====== EXTRACTED INFORMATION
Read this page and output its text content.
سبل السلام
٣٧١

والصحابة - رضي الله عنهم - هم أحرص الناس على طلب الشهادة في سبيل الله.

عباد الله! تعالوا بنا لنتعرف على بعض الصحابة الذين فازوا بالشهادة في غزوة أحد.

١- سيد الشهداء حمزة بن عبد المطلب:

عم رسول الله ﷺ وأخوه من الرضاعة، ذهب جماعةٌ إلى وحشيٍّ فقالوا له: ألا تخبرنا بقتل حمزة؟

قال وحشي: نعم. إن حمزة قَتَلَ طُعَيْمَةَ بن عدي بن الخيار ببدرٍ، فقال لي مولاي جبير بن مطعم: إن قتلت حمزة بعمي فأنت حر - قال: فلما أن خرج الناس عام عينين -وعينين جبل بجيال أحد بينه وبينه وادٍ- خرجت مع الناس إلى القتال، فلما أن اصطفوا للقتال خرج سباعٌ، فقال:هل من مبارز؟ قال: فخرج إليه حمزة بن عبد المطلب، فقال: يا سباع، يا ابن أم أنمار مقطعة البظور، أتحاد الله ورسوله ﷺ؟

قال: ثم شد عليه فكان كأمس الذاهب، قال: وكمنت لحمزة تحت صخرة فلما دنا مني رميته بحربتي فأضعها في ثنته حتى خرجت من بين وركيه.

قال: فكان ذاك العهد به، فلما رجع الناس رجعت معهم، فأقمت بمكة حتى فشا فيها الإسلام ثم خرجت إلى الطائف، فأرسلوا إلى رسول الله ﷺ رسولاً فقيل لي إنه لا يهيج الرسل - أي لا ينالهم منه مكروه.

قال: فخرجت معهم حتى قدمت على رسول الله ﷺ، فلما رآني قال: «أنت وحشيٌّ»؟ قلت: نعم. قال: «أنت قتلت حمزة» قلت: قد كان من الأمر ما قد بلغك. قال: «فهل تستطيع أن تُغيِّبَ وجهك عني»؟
============
## STATED EXERCISE
Copy out all of the records above with nothing altered.

## SOLUTION
Read this page and output its text content.
سبل السلام
٣٧١

والصحابة - رضي الله عنهم - هم أحرص الناس على طلب الشهادة في سبيل الله.

عباد الله! تعالوا بنا لنتعرف على بعض الصحابة الذين فازوا بالشهادة في غزوة أحد.

١- سيد الشهداء حمزة بن عبد المطلب:

عم رسول الله ﷺ وأخوه من الرضاعة، ذهب جماعةٌ إلى وحشيٍّ فقالوا له: ألا تخبرنا بقتل حمزة؟

قال وحشي: نعم. إن حمزة قَتَلَ طُعَيْمَةَ بن عدي بن الخيار ببدرٍ، فقال لي مولاي جبير بن مطعم: إن قتلت حمزة بعمي فأنت حر - قال: فلما أن خرج الناس عام عينين -وعينين جبل بجيال أحد بينه وبينه وادٍ- خرجت مع الناس إلى القتال، فلما أن اصطفوا للقتال خرج سباعٌ، فقال:هل من مبارز؟ قال: فخرج إليه حمزة بن عبد المطلب، فقال: يا سباع، يا ابن أم أنمار مقطعة البظور، أتحاد الله ورسوله ﷺ؟

قال: ثم شد عليه فكان كأمس الذاهب، قال: وكمنت لحمزة تحت صخرة فلما دنا مني رميته بحربتي فأضعها في ثنته حتى خرجت من بين وركيه.

قال: فكان ذاك العهد به، فلما رجع الناس رجعت معهم، فأقمت بمكة حتى فشا فيها الإسلام ثم خرجت إلى الطائف، فأرسلوا إلى رسول الله ﷺ رسولاً فقيل لي إنه لا يهيج الرسل - أي لا ينالهم منه مكروه.

قال: فخرجت معهم حتى قدمت على رسول الله ﷺ، فلما رآني قال: «أنت وحشيٌّ»؟ قلت: نعم. قال: «أنت قتلت حمزة» قلت: قد كان من الأمر ما قد بلغك. قال: «فهل تستطيع أن تُغيِّبَ وجهك عني»؟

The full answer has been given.